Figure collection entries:
===

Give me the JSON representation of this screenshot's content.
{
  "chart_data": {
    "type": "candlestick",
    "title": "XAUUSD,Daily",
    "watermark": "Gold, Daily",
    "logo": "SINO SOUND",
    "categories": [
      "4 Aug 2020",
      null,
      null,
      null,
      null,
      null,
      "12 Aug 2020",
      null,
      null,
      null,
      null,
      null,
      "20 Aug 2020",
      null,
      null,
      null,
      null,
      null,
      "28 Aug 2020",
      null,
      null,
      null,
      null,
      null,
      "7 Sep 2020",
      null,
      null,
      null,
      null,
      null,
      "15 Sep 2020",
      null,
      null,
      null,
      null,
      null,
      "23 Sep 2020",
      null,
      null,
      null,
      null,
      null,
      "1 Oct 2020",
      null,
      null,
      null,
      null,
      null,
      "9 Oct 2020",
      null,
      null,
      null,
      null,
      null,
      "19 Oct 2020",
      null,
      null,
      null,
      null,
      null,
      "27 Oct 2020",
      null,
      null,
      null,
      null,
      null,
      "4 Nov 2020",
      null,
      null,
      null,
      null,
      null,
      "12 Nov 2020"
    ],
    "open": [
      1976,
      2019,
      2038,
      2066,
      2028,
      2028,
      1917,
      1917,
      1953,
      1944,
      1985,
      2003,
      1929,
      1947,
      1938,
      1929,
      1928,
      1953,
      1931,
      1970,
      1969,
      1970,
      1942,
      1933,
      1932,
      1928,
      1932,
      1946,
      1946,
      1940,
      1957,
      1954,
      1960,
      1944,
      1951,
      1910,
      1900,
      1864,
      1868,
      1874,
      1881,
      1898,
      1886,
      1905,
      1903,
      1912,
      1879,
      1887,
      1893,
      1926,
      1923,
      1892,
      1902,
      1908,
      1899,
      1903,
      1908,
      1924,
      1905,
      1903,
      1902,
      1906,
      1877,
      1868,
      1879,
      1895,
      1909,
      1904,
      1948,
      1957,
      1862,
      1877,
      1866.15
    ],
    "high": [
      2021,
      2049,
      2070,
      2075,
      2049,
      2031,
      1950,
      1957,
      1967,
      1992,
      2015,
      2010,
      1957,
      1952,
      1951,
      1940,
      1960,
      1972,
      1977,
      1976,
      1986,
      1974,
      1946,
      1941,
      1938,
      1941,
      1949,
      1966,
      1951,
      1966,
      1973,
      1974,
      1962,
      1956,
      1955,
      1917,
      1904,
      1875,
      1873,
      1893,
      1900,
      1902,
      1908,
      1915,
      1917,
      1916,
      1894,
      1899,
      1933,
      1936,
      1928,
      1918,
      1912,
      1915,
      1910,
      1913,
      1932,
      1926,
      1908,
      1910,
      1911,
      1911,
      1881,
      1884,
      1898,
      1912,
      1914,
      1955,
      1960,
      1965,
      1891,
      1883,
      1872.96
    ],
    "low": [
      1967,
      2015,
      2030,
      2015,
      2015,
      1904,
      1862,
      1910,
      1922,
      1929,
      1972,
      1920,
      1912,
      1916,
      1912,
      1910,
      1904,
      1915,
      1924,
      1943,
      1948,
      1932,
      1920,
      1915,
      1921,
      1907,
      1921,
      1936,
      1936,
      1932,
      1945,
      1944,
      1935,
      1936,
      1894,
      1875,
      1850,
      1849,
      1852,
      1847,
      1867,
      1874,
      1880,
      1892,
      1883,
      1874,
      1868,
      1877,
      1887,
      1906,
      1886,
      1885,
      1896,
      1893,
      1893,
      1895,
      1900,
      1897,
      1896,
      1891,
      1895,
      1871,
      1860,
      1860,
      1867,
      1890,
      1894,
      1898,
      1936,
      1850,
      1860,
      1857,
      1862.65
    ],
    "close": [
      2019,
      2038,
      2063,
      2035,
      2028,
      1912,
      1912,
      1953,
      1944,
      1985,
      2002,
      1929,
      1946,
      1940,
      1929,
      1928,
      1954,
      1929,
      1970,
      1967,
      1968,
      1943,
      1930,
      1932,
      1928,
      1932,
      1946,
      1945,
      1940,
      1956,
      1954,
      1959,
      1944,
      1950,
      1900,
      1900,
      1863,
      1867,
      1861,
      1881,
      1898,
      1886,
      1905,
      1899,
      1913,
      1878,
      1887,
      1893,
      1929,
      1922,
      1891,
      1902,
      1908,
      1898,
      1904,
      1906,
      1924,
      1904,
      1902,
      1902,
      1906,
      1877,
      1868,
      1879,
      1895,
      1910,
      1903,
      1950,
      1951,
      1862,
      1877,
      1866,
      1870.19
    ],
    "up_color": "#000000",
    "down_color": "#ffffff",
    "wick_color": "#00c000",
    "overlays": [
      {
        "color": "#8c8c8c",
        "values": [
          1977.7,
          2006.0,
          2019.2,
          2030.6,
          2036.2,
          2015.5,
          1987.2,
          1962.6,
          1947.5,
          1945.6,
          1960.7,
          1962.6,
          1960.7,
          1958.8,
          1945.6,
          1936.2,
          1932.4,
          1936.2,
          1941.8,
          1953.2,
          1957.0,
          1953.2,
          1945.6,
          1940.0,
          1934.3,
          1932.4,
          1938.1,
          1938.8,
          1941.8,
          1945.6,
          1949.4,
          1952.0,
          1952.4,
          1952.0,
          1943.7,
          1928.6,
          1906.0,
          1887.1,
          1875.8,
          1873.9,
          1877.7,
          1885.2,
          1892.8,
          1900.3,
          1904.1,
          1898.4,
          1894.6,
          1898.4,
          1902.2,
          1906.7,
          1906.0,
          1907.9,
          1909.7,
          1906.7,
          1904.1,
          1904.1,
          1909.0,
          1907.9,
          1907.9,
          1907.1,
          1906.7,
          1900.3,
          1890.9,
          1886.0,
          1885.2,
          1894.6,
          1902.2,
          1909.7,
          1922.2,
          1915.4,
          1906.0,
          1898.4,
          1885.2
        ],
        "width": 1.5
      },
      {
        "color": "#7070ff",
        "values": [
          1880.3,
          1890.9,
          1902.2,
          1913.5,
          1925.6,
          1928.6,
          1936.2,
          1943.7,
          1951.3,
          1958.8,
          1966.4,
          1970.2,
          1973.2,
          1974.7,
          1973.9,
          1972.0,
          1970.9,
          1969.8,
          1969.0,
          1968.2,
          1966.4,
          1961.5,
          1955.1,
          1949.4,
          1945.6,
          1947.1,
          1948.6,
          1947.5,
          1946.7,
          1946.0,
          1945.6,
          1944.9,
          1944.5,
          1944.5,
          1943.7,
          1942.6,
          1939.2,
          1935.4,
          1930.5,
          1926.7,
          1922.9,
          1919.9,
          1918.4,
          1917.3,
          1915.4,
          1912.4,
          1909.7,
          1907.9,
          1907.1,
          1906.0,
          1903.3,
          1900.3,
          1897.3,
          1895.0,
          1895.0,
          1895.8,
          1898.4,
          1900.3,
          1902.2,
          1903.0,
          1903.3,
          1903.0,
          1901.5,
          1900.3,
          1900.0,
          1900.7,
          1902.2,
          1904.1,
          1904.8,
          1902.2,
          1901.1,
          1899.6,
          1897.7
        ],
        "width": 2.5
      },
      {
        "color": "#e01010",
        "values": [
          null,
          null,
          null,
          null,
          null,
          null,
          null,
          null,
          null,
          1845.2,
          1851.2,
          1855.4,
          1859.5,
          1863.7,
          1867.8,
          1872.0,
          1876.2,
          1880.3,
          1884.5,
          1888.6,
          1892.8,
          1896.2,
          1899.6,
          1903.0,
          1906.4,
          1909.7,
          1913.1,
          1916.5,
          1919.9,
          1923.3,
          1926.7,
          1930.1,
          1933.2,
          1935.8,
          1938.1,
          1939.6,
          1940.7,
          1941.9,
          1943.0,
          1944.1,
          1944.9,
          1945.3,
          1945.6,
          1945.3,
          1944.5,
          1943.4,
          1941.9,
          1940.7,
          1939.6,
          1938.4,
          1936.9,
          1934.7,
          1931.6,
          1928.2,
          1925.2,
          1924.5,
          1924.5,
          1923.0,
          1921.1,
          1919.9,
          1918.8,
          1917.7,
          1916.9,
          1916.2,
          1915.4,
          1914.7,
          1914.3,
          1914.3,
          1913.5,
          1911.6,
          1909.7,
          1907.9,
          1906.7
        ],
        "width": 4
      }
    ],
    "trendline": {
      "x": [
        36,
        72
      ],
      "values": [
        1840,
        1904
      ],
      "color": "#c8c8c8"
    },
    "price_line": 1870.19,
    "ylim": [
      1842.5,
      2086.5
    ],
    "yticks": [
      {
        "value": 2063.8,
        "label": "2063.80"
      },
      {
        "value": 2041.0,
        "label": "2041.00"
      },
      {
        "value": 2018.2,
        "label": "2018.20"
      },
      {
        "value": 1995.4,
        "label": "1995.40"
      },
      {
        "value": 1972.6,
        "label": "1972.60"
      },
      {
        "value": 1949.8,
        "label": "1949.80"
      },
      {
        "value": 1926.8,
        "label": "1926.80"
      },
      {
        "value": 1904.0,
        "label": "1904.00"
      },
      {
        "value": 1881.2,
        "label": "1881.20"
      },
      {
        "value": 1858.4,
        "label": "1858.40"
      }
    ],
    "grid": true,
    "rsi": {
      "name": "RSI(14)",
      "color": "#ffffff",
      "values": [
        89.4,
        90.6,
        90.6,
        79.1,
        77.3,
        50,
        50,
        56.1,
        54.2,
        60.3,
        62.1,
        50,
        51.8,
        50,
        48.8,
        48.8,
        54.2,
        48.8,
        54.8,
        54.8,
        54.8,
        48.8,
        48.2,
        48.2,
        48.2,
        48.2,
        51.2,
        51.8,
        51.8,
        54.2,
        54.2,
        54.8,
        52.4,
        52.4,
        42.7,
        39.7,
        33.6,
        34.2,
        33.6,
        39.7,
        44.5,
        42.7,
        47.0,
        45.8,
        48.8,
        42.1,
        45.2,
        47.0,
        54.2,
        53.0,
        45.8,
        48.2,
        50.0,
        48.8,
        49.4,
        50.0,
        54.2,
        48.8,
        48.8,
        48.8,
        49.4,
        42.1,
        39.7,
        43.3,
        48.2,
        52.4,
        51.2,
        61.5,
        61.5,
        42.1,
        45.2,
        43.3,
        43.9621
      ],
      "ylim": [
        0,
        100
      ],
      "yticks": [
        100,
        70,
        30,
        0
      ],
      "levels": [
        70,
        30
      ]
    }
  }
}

===

Pull every line containing "Daily" from the material above.

**Exercise answer:**
    "title": "XAUUSD,Daily",
    "watermark": "Gold, Daily",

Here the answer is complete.